- What needs to be done: Return every line of the records below verbatim, with no pictures in the copy.

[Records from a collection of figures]
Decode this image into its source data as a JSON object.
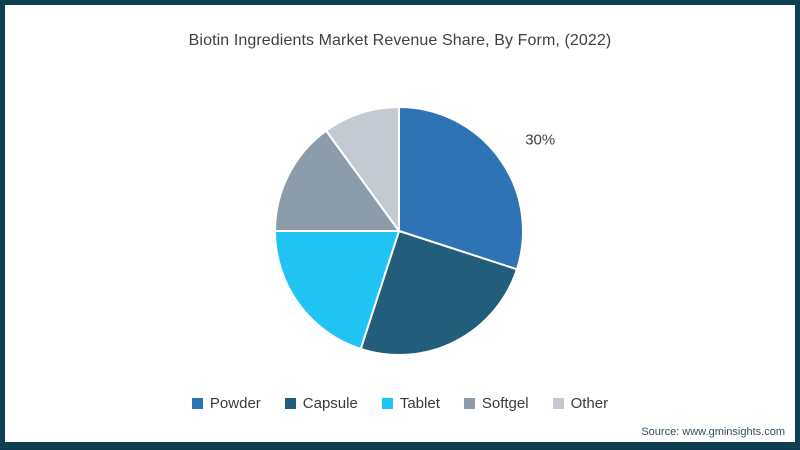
{
  "title": "Biotin Ingredients Market Revenue Share, By Form, (2022)",
  "source_note": "Source: www.gminsights.com",
  "frame_border_color": "#0d3f51",
  "chart_data": {
    "type": "pie",
    "title": "Biotin Ingredients Market Revenue Share, By Form, (2022)",
    "categories": [
      "Powder",
      "Capsule",
      "Tablet",
      "Softgel",
      "Other"
    ],
    "values": [
      30,
      25,
      20,
      15,
      10
    ],
    "unit": "%",
    "colors": [
      "#2e74b5",
      "#235d7c",
      "#1fc4f2",
      "#8c9cab",
      "#c3cad2"
    ],
    "data_labels": [
      {
        "category": "Powder",
        "text": "30%"
      }
    ],
    "start_angle_deg": 0,
    "direction": "clockwise",
    "legend_position": "bottom",
    "slice_border_color": "#ffffff"
  }
}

- Full answer:
Decode this image into its source data as a JSON object.
{
  "title": "Biotin Ingredients Market Revenue Share, By Form, (2022)",
  "source_note": "Source: www.gminsights.com",
  "frame_border_color": "#0d3f51",
  "chart_data": {
    "type": "pie",
    "title": "Biotin Ingredients Market Revenue Share, By Form, (2022)",
    "categories": [
      "Powder",
      "Capsule",
      "Tablet",
      "Softgel",
      "Other"
    ],
    "values": [
      30,
      25,
      20,
      15,
      10
    ],
    "unit": "%",
    "colors": [
      "#2e74b5",
      "#235d7c",
      "#1fc4f2",
      "#8c9cab",
      "#c3cad2"
    ],
    "data_labels": [
      {
        "category": "Powder",
        "text": "30%"
      }
    ],
    "start_angle_deg": 0,
    "direction": "clockwise",
    "legend_position": "bottom",
    "slice_border_color": "#ffffff"
  }
}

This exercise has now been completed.